— START Data listing —
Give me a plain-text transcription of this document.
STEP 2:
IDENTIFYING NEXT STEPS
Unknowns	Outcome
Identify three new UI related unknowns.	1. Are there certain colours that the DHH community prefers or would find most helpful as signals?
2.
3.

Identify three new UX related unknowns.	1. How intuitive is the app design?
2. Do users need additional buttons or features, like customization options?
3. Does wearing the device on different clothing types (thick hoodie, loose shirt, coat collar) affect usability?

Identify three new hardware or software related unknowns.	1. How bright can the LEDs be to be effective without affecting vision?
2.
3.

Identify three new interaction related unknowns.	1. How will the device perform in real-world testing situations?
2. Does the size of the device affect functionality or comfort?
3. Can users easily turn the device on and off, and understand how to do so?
— END Data listing —
Find the word "device" in the material, then list each line that holds it.

**Task output:**
3. Does wearing the device on different clothing types (thick hoodie, loose shirt, coat collar) affect usability?
Identify three new interaction related unknowns.	1. How will the device perform in real-world testing situations?
2. Does the size of the device affect functionality or comfort?
3. Can users easily turn the device on and off, and understand how to do so?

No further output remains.